> **Set problem**
Every line containing the word "Institucional" needs to be found and copied.

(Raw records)
━━━━━━━━━━━━━━━━━━━━━━━━━━━━━━

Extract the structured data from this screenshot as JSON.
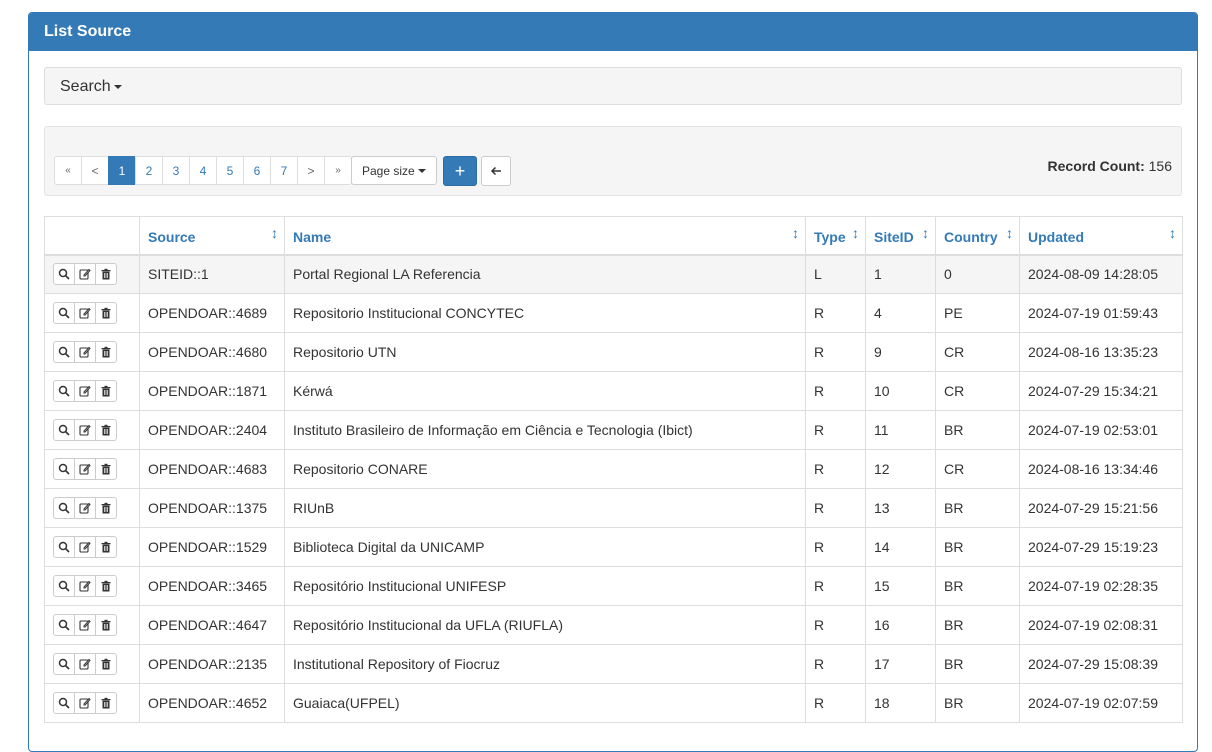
{
  "panel": {
    "title": "List Source"
  },
  "search": {
    "label": "Search"
  },
  "pager": {
    "first": "«",
    "prev": "<",
    "pages": [
      "1",
      "2",
      "3",
      "4",
      "5",
      "6",
      "7"
    ],
    "next": ">",
    "last": "»",
    "active_page": "1",
    "page_size_label": "Page size"
  },
  "toolbar": {
    "add_label": "+",
    "back_label": "←"
  },
  "record_count": {
    "label": "Record Count:",
    "value": "156"
  },
  "table": {
    "headers": {
      "source": "Source",
      "name": "Name",
      "type": "Type",
      "siteid": "SiteID",
      "country": "Country",
      "updated": "Updated"
    },
    "rows": [
      {
        "source": "SITEID::1",
        "name": "Portal Regional LA Referencia",
        "type": "L",
        "siteid": "1",
        "country": "0",
        "updated": "2024-08-09 14:28:05"
      },
      {
        "source": "OPENDOAR::4689",
        "name": "Repositorio Institucional CONCYTEC",
        "type": "R",
        "siteid": "4",
        "country": "PE",
        "updated": "2024-07-19 01:59:43"
      },
      {
        "source": "OPENDOAR::4680",
        "name": "Repositorio UTN",
        "type": "R",
        "siteid": "9",
        "country": "CR",
        "updated": "2024-08-16 13:35:23"
      },
      {
        "source": "OPENDOAR::1871",
        "name": "Kérwá",
        "type": "R",
        "siteid": "10",
        "country": "CR",
        "updated": "2024-07-29 15:34:21"
      },
      {
        "source": "OPENDOAR::2404",
        "name": "Instituto Brasileiro de Informação em Ciência e Tecnologia (Ibict)",
        "type": "R",
        "siteid": "11",
        "country": "BR",
        "updated": "2024-07-19 02:53:01"
      },
      {
        "source": "OPENDOAR::4683",
        "name": "Repositorio CONARE",
        "type": "R",
        "siteid": "12",
        "country": "CR",
        "updated": "2024-08-16 13:34:46"
      },
      {
        "source": "OPENDOAR::1375",
        "name": "RIUnB",
        "type": "R",
        "siteid": "13",
        "country": "BR",
        "updated": "2024-07-29 15:21:56"
      },
      {
        "source": "OPENDOAR::1529",
        "name": "Biblioteca Digital da UNICAMP",
        "type": "R",
        "siteid": "14",
        "country": "BR",
        "updated": "2024-07-29 15:19:23"
      },
      {
        "source": "OPENDOAR::3465",
        "name": "Repositório Institucional UNIFESP",
        "type": "R",
        "siteid": "15",
        "country": "BR",
        "updated": "2024-07-19 02:28:35"
      },
      {
        "source": "OPENDOAR::4647",
        "name": "Repositório Institucional da UFLA (RIUFLA)",
        "type": "R",
        "siteid": "16",
        "country": "BR",
        "updated": "2024-07-19 02:08:31"
      },
      {
        "source": "OPENDOAR::2135",
        "name": "Institutional Repository of Fiocruz",
        "type": "R",
        "siteid": "17",
        "country": "BR",
        "updated": "2024-07-29 15:08:39"
      },
      {
        "source": "OPENDOAR::4652",
        "name": "Guaiaca(UFPEL)",
        "type": "R",
        "siteid": "18",
        "country": "BR",
        "updated": "2024-07-19 02:07:59"
      }
    ]
  },
  "colors": {
    "primary": "#337ab7",
    "border": "#dddddd",
    "well": "#f5f5f5"
  }
}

━━━━━━━━━━━━━━━━━━━━━━━━━━━━━━

> **Reply to the exercise**
        "name": "Repositorio Institucional CONCYTEC",
        "name": "Repositório Institucional UNIFESP",
        "name": "Repositório Institucional da UFLA (RIUFLA)",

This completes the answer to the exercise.